- _DATA FOR THE TASK_
━━━━━━

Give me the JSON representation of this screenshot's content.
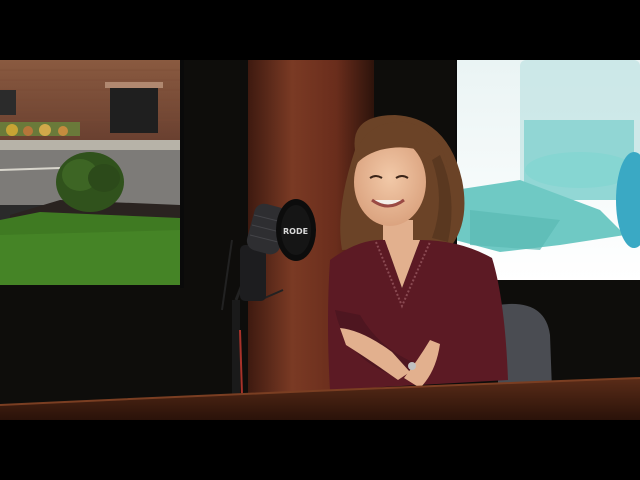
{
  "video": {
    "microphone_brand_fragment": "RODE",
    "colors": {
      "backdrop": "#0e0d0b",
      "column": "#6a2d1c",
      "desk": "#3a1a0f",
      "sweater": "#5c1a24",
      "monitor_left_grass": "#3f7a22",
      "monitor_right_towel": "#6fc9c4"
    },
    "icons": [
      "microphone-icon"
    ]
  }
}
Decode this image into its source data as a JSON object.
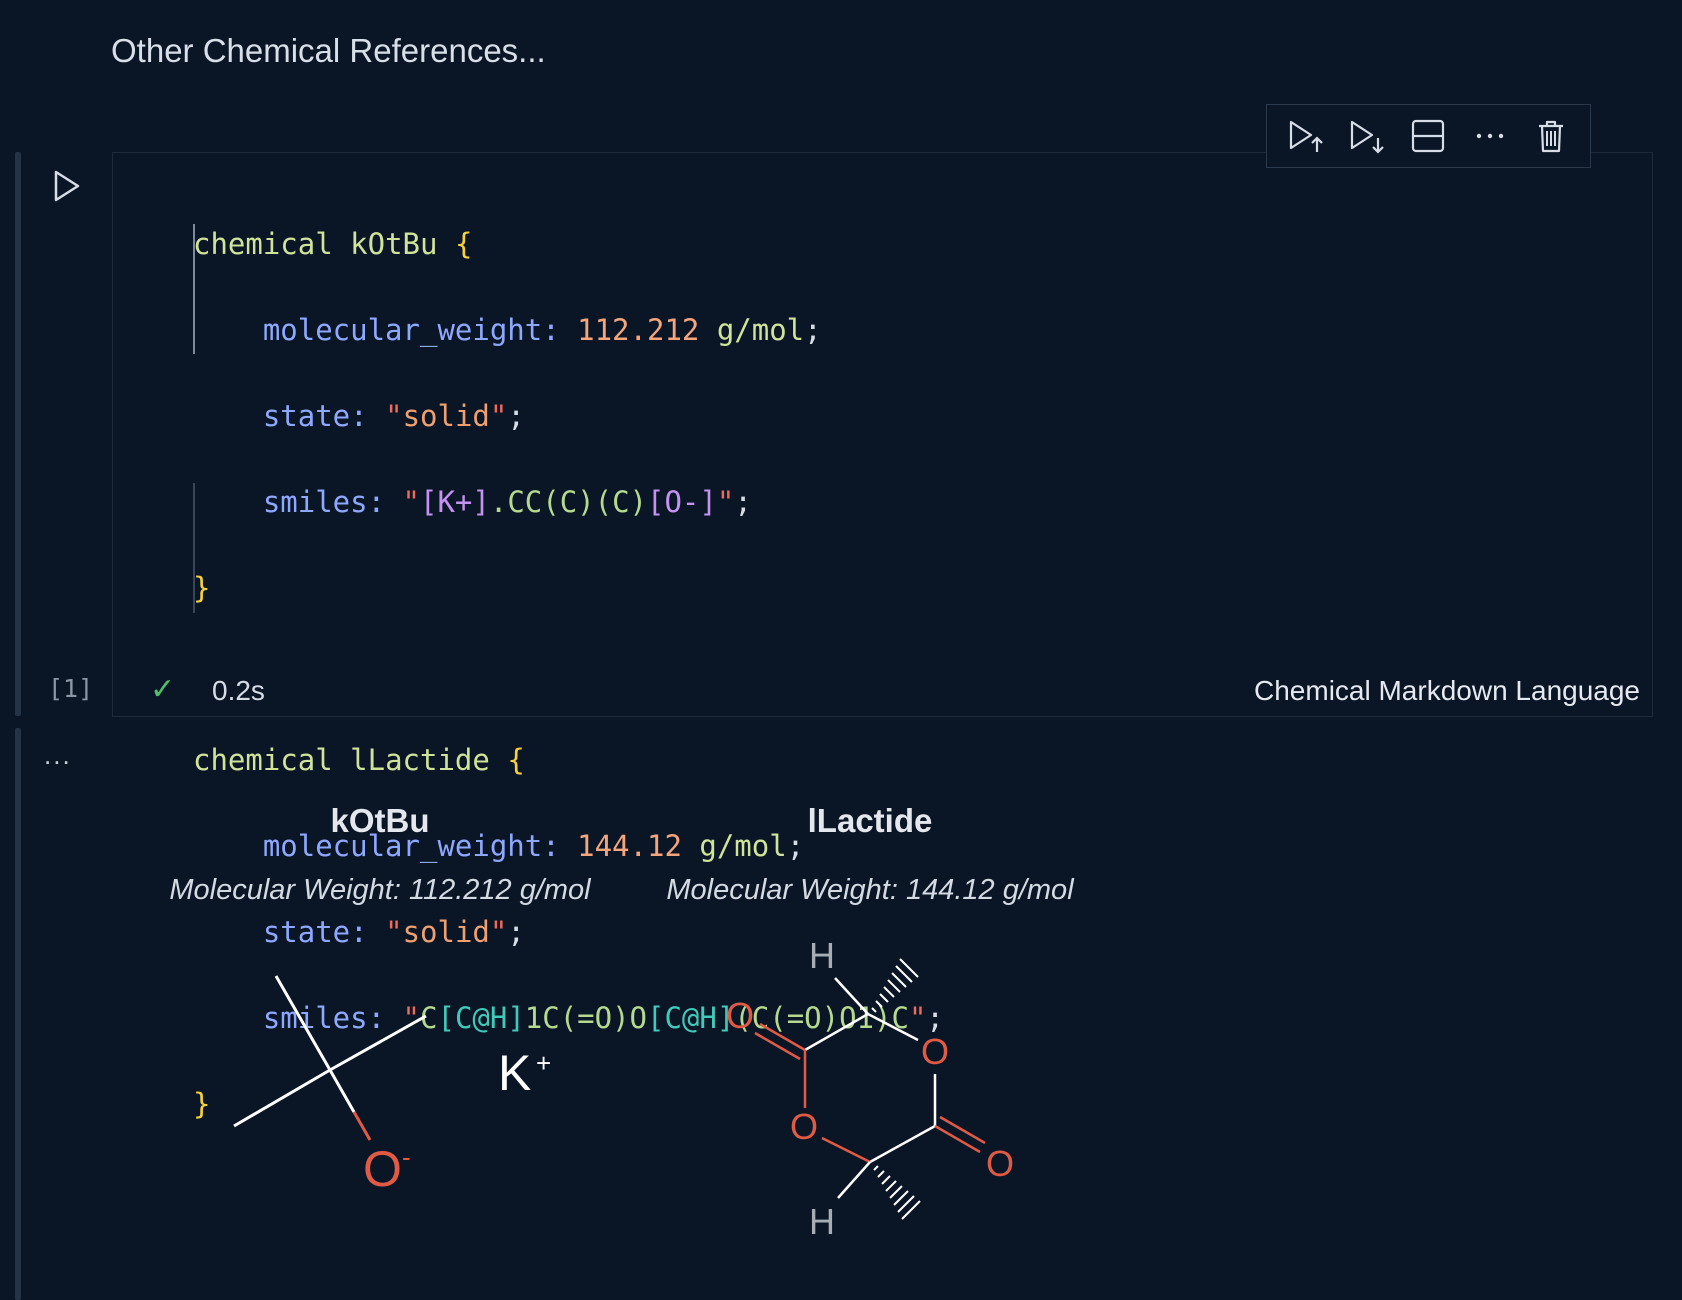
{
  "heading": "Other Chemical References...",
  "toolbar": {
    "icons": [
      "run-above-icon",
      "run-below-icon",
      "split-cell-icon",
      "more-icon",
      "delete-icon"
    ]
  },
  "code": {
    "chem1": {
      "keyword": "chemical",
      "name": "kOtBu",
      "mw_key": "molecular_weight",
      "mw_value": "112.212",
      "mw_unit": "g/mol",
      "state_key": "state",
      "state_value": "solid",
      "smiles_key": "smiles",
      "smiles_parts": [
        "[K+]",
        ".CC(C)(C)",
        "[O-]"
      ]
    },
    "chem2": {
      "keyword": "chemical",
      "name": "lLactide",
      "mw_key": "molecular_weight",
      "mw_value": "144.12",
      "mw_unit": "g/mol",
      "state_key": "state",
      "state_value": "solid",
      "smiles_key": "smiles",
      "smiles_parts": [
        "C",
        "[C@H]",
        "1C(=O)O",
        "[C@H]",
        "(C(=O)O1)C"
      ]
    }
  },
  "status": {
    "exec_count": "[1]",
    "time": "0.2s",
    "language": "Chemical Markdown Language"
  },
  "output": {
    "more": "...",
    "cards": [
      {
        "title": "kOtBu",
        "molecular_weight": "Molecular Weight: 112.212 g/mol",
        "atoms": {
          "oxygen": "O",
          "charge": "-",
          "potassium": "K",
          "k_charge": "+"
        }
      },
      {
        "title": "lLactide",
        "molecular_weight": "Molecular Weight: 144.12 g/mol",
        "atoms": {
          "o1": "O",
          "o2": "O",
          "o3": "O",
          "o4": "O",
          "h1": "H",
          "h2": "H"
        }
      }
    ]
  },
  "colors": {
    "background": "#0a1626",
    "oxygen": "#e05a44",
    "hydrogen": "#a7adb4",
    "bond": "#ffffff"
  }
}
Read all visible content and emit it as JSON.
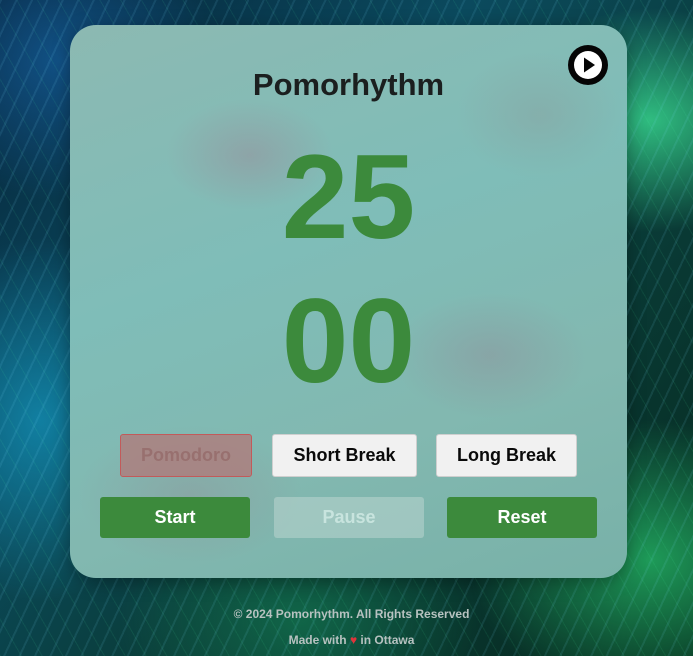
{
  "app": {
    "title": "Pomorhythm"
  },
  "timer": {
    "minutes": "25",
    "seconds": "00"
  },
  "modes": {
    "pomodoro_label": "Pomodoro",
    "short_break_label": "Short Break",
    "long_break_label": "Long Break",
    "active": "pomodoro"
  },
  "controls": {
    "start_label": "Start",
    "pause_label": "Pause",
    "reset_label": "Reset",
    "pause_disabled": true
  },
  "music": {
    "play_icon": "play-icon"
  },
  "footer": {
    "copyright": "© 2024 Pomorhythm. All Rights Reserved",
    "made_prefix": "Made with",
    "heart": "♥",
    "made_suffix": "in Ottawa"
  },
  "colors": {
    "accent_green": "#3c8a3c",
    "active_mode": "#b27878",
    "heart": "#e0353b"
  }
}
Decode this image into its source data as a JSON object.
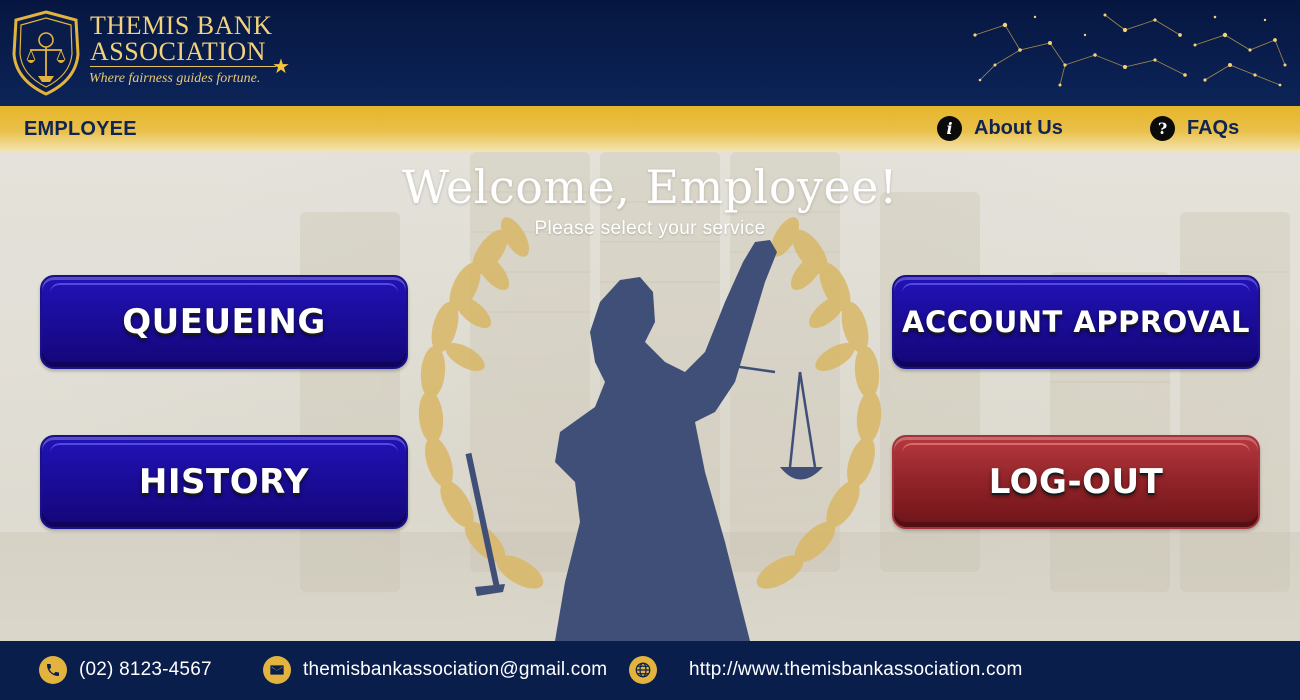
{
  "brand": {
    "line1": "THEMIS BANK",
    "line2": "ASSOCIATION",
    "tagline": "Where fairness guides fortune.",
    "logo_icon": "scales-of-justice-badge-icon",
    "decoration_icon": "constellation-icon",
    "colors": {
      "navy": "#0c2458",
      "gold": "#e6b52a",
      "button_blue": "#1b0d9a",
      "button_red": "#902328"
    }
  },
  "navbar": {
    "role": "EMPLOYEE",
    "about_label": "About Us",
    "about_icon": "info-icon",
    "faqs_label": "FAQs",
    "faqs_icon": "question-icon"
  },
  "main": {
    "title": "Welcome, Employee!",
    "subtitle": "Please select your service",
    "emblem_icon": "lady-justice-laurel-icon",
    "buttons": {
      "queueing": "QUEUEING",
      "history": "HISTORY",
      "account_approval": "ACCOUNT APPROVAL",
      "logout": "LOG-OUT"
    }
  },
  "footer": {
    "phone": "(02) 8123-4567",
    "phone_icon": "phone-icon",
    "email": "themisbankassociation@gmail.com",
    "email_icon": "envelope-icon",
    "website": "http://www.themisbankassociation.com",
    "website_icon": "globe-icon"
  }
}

━━━━━━

- _SET TASK_
Report each line in the preceding entries that holds the string "Break".

- _SOLVED EXERCISE_
    "short_break_label": "Short Break",
    "long_break_label": "Long Break",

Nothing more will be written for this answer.